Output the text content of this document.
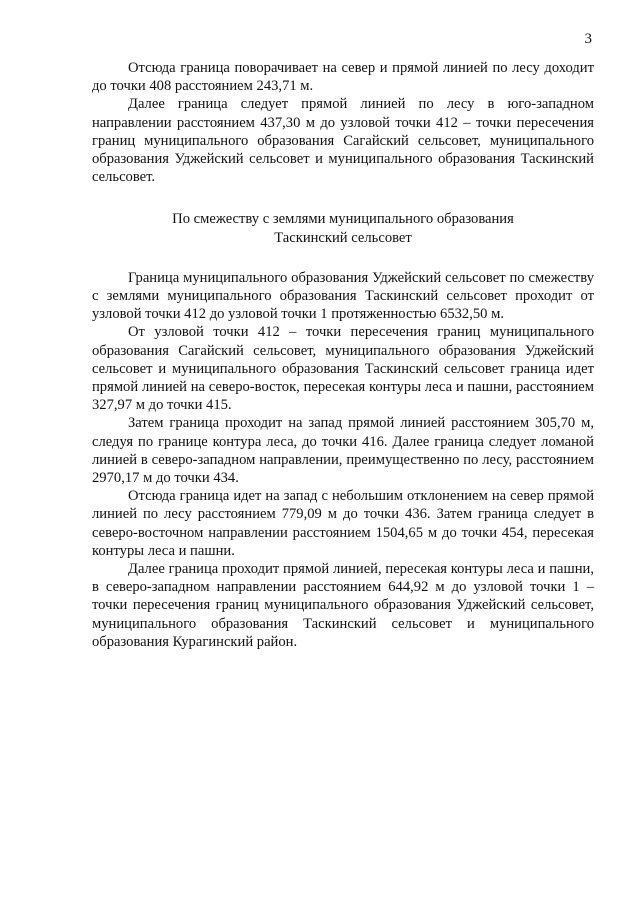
3

Отсюда граница поворачивает на север и прямой линией по лесу доходит до точки 408 расстоянием 243,71 м.

Далее граница следует прямой линией по лесу в юго-западном направлении расстоянием 437,30 м до узловой точки 412 – точки пересечения границ муниципального образования Сагайский сельсовет, муниципального образования Уджейский сельсовет и муниципального образования Таскинский сельсовет.

По смежеству с землями муниципального образования
Таскинский сельсовет

Граница муниципального образования Уджейский сельсовет по смежеству с землями муниципального образования Таскинский сельсовет проходит от узловой точки 412 до узловой точки 1 протяженностью 6532,50 м.

От узловой точки 412 – точки пересечения границ муниципального образования Сагайский сельсовет, муниципального образования Уджейский сельсовет и муниципального образования Таскинский сельсовет граница идет прямой линией на северо-восток, пересекая контуры леса и пашни, расстоянием 327,97 м до точки 415.

Затем граница проходит на запад прямой линией расстоянием 305,70 м, следуя по границе контура леса, до точки 416. Далее граница следует ломаной линией в северо-западном направлении, преимущественно по лесу, расстоянием 2970,17 м до точки 434.

Отсюда граница идет на запад с небольшим отклонением на север прямой линией по лесу расстоянием 779,09 м до точки 436. Затем граница следует в северо-восточном направлении расстоянием 1504,65 м до точки 454, пересекая контуры леса и пашни.

Далее граница проходит прямой линией, пересекая контуры леса и пашни, в северо-западном направлении расстоянием 644,92 м до узловой точки 1 – точки пересечения границ муниципального образования Уджейский сельсовет, муниципального образования Таскинский сельсовет и муниципального образования Курагинский район.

WRITTEN TASK - Make an exact copy of the data, leaving its pictures out.

TASK RESPONSE -
Output the text content of this document.
3

Отсюда граница поворачивает на север и прямой линией по лесу доходит до точки 408 расстоянием 243,71 м.

Далее граница следует прямой линией по лесу в юго-западном направлении расстоянием 437,30 м до узловой точки 412 – точки пересечения границ муниципального образования Сагайский сельсовет, муниципального образования Уджейский сельсовет и муниципального образования Таскинский сельсовет.

По смежеству с землями муниципального образования
Таскинский сельсовет

Граница муниципального образования Уджейский сельсовет по смежеству с землями муниципального образования Таскинский сельсовет проходит от узловой точки 412 до узловой точки 1 протяженностью 6532,50 м.

От узловой точки 412 – точки пересечения границ муниципального образования Сагайский сельсовет, муниципального образования Уджейский сельсовет и муниципального образования Таскинский сельсовет граница идет прямой линией на северо-восток, пересекая контуры леса и пашни, расстоянием 327,97 м до точки 415.

Затем граница проходит на запад прямой линией расстоянием 305,70 м, следуя по границе контура леса, до точки 416. Далее граница следует ломаной линией в северо-западном направлении, преимущественно по лесу, расстоянием 2970,17 м до точки 434.

Отсюда граница идет на запад с небольшим отклонением на север прямой линией по лесу расстоянием 779,09 м до точки 436. Затем граница следует в северо-восточном направлении расстоянием 1504,65 м до точки 454, пересекая контуры леса и пашни.

Далее граница проходит прямой линией, пересекая контуры леса и пашни, в северо-западном направлении расстоянием 644,92 м до узловой точки 1 – точки пересечения границ муниципального образования Уджейский сельсовет, муниципального образования Таскинский сельсовет и муниципального образования Курагинский район.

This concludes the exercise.